TASK INSTRUCTIONS:
Without the pictures, give the entries below again exactly as written.

DATA IN THIS EXERCISE:
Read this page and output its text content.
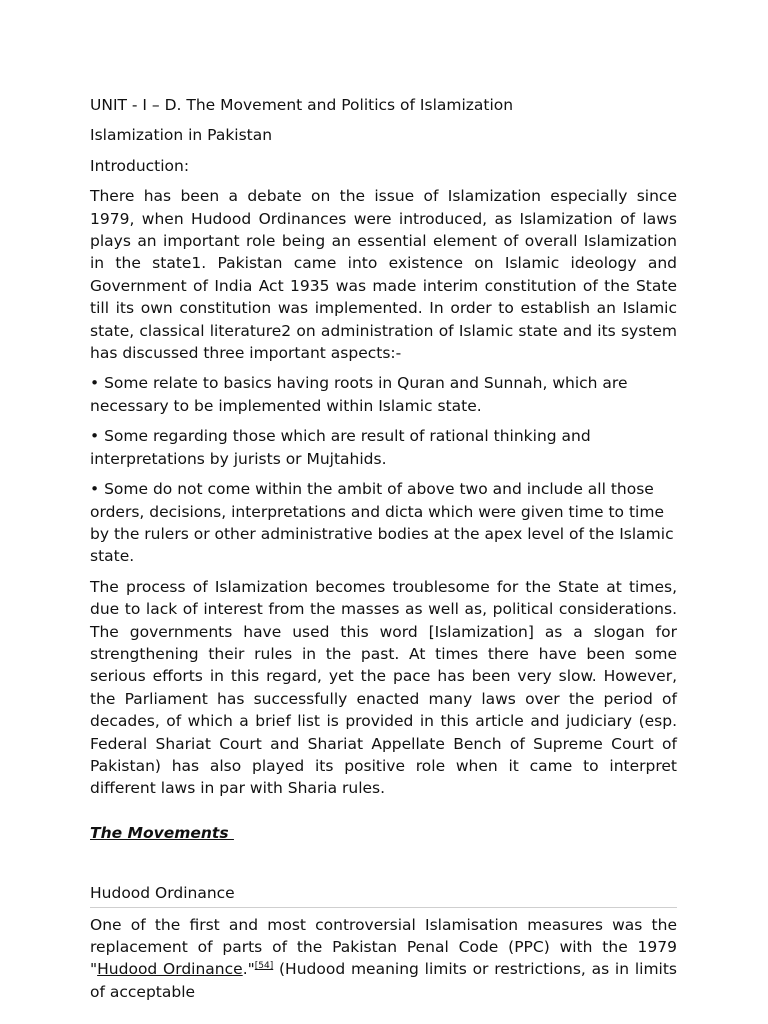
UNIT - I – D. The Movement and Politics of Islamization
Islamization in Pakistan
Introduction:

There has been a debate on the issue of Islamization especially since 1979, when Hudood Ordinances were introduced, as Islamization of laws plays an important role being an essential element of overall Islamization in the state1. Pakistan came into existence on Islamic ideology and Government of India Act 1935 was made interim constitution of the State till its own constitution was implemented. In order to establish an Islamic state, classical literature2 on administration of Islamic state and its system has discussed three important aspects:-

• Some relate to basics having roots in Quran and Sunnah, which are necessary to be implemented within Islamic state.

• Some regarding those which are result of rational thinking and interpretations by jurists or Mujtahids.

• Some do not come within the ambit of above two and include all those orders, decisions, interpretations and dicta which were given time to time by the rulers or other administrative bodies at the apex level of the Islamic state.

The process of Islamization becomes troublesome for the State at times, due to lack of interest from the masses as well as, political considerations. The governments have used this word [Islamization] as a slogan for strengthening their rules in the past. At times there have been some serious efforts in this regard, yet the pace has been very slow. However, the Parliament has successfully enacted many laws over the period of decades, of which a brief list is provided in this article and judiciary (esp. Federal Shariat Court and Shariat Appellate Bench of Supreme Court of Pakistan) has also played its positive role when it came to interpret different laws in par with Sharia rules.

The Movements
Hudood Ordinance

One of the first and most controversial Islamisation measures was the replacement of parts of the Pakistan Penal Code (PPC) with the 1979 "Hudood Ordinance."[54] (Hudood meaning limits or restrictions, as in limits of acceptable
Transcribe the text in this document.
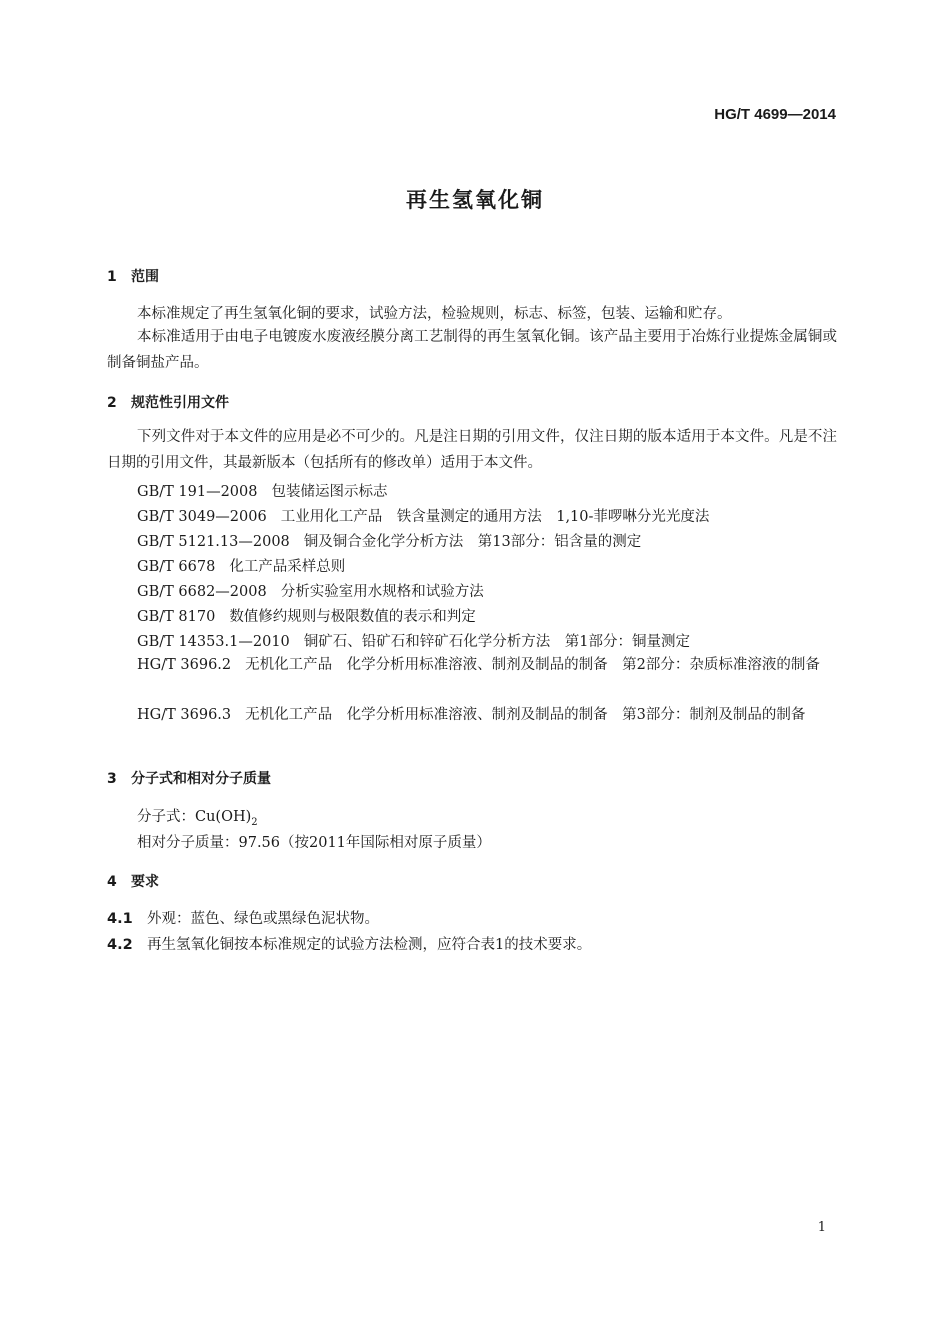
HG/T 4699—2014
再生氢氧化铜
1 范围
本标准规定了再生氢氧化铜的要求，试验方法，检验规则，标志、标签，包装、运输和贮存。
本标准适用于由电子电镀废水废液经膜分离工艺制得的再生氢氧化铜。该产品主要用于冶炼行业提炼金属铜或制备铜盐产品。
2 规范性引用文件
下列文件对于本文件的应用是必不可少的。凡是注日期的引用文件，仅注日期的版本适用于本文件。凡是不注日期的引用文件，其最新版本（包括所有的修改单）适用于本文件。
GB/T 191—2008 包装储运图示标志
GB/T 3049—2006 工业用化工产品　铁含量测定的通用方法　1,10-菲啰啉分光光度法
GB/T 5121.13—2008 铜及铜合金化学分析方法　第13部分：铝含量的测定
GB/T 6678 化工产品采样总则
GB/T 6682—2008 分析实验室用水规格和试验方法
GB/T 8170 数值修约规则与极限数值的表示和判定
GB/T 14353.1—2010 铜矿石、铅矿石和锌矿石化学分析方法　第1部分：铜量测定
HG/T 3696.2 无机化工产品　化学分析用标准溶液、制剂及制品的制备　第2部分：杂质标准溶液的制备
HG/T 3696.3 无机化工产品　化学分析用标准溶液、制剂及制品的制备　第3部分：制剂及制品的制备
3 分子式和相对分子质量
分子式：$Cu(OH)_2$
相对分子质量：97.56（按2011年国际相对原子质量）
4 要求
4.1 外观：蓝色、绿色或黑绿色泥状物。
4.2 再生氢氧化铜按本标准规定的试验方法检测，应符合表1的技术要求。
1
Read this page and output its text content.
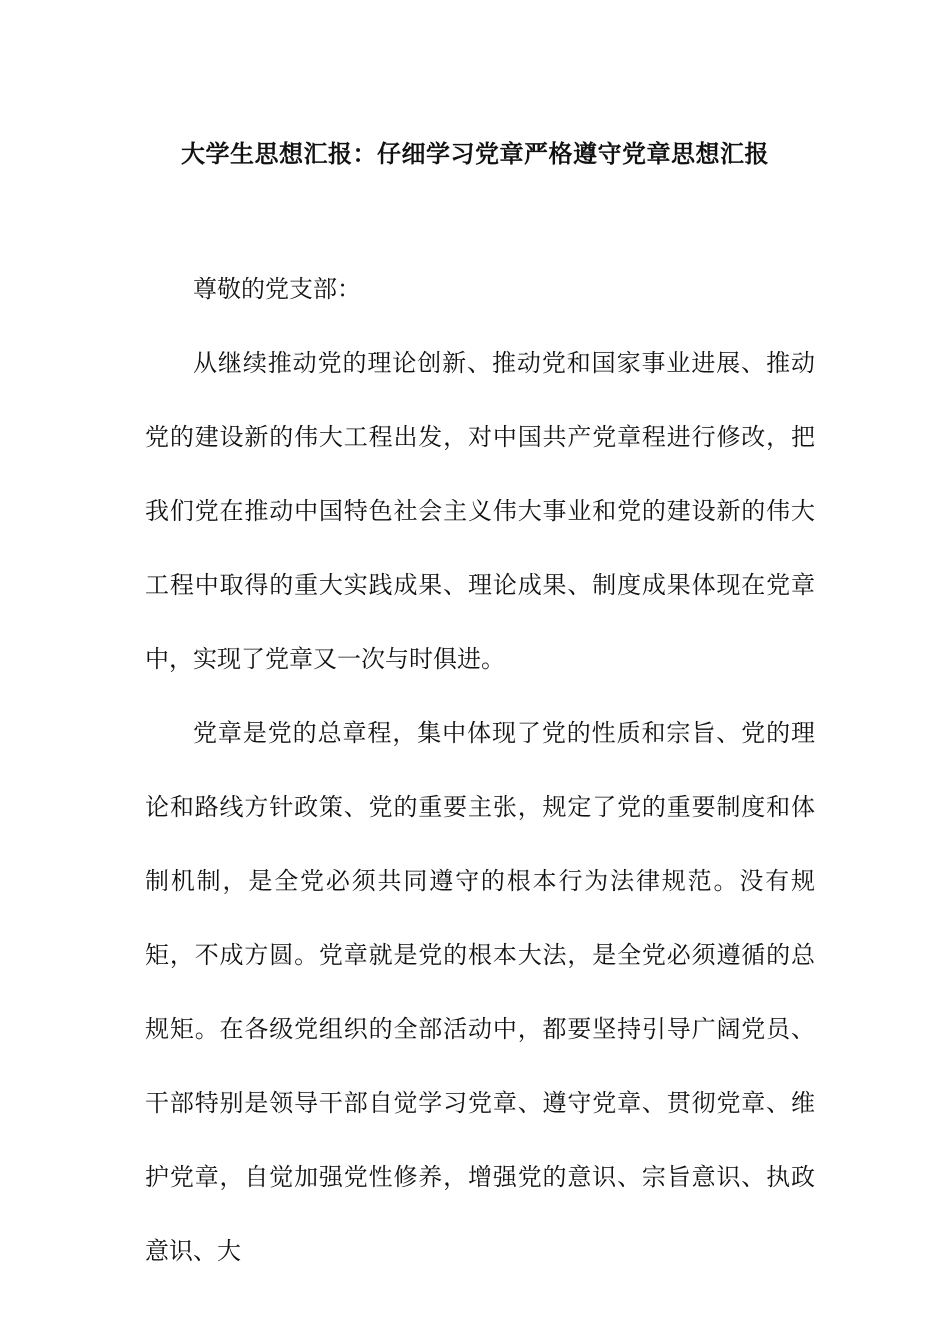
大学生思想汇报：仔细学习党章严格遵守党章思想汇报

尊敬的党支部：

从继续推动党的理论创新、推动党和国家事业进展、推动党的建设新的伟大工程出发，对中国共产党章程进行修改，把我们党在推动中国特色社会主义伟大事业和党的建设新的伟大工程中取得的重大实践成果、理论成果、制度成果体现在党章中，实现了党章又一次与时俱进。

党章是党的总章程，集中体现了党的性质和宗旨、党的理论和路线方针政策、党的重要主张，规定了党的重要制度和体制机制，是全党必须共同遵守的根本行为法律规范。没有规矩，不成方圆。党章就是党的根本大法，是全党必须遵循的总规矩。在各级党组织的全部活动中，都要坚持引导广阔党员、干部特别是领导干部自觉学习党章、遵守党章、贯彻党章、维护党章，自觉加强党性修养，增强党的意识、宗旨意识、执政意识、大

ANSWER TO THE TASK:
Read this page and output its text content.
UNIT - I – D. The Movement and Politics of Islamization
Islamization in Pakistan
Introduction:

There has been a debate on the issue of Islamization especially since 1979, when Hudood Ordinances were introduced, as Islamization of laws plays an important role being an essential element of overall Islamization in the state1. Pakistan came into existence on Islamic ideology and Government of India Act 1935 was made interim constitution of the State till its own constitution was implemented. In order to establish an Islamic state, classical literature2 on administration of Islamic state and its system has discussed three important aspects:-

• Some relate to basics having roots in Quran and Sunnah, which are necessary to be implemented within Islamic state.

• Some regarding those which are result of rational thinking and interpretations by jurists or Mujtahids.

• Some do not come within the ambit of above two and include all those orders, decisions, interpretations and dicta which were given time to time by the rulers or other administrative bodies at the apex level of the Islamic state.

The process of Islamization becomes troublesome for the State at times, due to lack of interest from the masses as well as, political considerations. The governments have used this word [Islamization] as a slogan for strengthening their rules in the past. At times there have been some serious efforts in this regard, yet the pace has been very slow. However, the Parliament has successfully enacted many laws over the period of decades, of which a brief list is provided in this article and judiciary (esp. Federal Shariat Court and Shariat Appellate Bench of Supreme Court of Pakistan) has also played its positive role when it came to interpret different laws in par with Sharia rules.

The Movements
Hudood Ordinance

One of the first and most controversial Islamisation measures was the replacement of parts of the Pakistan Penal Code (PPC) with the 1979 "Hudood Ordinance."[54] (Hudood meaning limits or restrictions, as in limits of acceptable
Transcribe the text in this document.
HG/T 4699—2014
再生氢氧化铜
1 范围
本标准规定了再生氢氧化铜的要求，试验方法，检验规则，标志、标签，包装、运输和贮存。
本标准适用于由电子电镀废水废液经膜分离工艺制得的再生氢氧化铜。该产品主要用于冶炼行业提炼金属铜或制备铜盐产品。
2 规范性引用文件
下列文件对于本文件的应用是必不可少的。凡是注日期的引用文件，仅注日期的版本适用于本文件。凡是不注日期的引用文件，其最新版本（包括所有的修改单）适用于本文件。
GB/T 191—2008 包装储运图示标志
GB/T 3049—2006 工业用化工产品　铁含量测定的通用方法　1,10-菲啰啉分光光度法
GB/T 5121.13—2008 铜及铜合金化学分析方法　第13部分：铝含量的测定
GB/T 6678 化工产品采样总则
GB/T 6682—2008 分析实验室用水规格和试验方法
GB/T 8170 数值修约规则与极限数值的表示和判定
GB/T 14353.1—2010 铜矿石、铅矿石和锌矿石化学分析方法　第1部分：铜量测定
HG/T 3696.2 无机化工产品　化学分析用标准溶液、制剂及制品的制备　第2部分：杂质标准溶液的制备
HG/T 3696.3 无机化工产品　化学分析用标准溶液、制剂及制品的制备　第3部分：制剂及制品的制备
3 分子式和相对分子质量
分子式：$Cu(OH)_2$
相对分子质量：97.56（按2011年国际相对原子质量）
4 要求
4.1 外观：蓝色、绿色或黑绿色泥状物。
4.2 再生氢氧化铜按本标准规定的试验方法检测，应符合表1的技术要求。
1
Read this page and output its text content.
大学生思想汇报：仔细学习党章严格遵守党章思想汇报

尊敬的党支部：

从继续推动党的理论创新、推动党和国家事业进展、推动党的建设新的伟大工程出发，对中国共产党章程进行修改，把我们党在推动中国特色社会主义伟大事业和党的建设新的伟大工程中取得的重大实践成果、理论成果、制度成果体现在党章中，实现了党章又一次与时俱进。

党章是党的总章程，集中体现了党的性质和宗旨、党的理论和路线方针政策、党的重要主张，规定了党的重要制度和体制机制，是全党必须共同遵守的根本行为法律规范。没有规矩，不成方圆。党章就是党的根本大法，是全党必须遵循的总规矩。在各级党组织的全部活动中，都要坚持引导广阔党员、干部特别是领导干部自觉学习党章、遵守党章、贯彻党章、维护党章，自觉加强党性修养，增强党的意识、宗旨意识、执政意识、大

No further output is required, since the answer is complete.